» STATED GOAL:
Pull each line holding the word "content" from the data.

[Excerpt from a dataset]
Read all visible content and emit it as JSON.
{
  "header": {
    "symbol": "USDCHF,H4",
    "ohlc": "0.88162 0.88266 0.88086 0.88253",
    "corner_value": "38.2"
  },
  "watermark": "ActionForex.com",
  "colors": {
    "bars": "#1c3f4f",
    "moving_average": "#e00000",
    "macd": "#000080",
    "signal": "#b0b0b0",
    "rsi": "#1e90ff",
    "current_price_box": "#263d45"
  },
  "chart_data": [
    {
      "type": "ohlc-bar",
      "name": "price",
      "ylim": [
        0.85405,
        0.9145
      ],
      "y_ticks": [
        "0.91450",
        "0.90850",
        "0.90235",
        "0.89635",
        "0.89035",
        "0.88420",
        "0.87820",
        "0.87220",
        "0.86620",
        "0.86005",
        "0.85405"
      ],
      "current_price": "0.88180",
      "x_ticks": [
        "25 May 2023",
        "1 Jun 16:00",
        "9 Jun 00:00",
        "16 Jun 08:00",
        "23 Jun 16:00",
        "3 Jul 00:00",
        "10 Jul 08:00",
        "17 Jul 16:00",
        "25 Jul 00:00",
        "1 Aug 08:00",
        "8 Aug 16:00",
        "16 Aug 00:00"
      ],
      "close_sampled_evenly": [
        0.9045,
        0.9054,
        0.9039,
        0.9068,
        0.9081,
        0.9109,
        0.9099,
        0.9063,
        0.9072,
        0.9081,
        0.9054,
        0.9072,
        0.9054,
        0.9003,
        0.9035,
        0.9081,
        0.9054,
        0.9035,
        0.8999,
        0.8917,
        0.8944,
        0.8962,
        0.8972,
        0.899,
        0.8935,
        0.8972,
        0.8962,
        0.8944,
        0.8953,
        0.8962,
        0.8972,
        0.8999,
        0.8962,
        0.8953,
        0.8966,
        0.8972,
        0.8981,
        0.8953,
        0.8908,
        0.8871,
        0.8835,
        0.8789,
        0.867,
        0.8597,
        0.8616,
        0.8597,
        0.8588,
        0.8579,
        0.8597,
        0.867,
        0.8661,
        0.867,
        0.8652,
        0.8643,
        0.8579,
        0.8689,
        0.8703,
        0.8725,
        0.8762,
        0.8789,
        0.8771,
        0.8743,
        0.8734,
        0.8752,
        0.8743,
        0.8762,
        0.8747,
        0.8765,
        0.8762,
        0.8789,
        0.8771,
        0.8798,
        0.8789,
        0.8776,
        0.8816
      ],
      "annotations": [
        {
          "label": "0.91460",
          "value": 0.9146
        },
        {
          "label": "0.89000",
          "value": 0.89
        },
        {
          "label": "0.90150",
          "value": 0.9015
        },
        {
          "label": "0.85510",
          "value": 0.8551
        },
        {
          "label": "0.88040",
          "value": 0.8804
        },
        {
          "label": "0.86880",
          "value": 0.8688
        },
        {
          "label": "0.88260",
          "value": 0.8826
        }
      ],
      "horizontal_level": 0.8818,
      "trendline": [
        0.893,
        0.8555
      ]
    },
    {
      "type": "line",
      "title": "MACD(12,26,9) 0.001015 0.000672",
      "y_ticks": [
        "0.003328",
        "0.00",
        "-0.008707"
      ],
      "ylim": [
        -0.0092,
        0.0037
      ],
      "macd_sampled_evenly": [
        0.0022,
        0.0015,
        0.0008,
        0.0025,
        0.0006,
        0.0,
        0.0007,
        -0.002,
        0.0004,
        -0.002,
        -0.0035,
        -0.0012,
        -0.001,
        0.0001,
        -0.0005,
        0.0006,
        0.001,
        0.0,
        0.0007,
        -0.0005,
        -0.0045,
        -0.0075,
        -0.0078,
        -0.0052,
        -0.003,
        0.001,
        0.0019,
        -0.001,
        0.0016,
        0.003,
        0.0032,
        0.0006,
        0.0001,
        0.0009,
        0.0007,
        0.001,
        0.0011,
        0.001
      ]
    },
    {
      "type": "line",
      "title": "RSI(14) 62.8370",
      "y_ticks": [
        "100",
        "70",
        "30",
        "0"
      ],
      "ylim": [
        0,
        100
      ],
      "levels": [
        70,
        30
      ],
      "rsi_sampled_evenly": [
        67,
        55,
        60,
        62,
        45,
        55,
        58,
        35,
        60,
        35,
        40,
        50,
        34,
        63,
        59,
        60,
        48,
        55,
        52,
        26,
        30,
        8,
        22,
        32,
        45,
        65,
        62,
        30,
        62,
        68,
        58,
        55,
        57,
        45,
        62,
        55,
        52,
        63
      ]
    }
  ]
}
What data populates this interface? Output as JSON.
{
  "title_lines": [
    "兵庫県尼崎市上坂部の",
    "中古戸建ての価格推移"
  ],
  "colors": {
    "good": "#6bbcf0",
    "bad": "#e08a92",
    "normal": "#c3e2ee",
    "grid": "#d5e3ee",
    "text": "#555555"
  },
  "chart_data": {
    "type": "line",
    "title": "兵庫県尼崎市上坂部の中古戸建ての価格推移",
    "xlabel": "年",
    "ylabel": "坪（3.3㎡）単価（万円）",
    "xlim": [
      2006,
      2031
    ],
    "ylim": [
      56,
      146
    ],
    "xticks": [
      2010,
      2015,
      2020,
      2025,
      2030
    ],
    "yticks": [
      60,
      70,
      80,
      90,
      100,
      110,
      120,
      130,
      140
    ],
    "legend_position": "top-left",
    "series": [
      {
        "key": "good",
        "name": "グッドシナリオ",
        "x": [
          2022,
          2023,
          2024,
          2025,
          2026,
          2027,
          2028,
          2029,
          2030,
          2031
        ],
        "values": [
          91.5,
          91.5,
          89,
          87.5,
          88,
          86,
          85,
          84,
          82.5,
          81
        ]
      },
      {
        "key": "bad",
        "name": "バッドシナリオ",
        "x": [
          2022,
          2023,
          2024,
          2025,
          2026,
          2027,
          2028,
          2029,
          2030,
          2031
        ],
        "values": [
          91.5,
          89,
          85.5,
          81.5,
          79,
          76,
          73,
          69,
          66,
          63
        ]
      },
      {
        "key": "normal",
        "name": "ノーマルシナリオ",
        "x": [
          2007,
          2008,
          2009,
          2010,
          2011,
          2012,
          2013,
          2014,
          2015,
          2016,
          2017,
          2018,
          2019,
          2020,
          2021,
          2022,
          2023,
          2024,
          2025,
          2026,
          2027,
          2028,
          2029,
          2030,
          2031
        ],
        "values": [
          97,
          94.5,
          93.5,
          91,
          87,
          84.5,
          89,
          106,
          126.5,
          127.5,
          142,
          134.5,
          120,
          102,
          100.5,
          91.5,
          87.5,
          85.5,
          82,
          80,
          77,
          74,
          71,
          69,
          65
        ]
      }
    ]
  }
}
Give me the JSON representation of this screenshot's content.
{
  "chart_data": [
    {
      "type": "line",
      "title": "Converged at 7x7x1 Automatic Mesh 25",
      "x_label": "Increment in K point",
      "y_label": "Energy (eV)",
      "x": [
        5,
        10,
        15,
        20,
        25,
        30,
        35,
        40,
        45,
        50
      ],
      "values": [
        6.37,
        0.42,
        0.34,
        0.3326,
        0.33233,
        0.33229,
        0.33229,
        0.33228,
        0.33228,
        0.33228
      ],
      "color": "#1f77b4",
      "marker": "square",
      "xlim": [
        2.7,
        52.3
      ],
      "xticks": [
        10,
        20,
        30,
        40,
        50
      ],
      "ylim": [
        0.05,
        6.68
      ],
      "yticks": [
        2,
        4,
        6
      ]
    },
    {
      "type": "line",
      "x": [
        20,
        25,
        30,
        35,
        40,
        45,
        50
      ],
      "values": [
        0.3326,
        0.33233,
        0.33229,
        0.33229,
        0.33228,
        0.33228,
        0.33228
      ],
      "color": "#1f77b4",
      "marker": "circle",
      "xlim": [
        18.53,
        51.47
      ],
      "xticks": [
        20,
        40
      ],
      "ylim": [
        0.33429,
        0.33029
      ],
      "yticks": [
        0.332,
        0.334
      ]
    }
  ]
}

» FULL SOLUTION:
Read all visible content and emit it as JSON.
Give me the JSON representation of this screenshot's content.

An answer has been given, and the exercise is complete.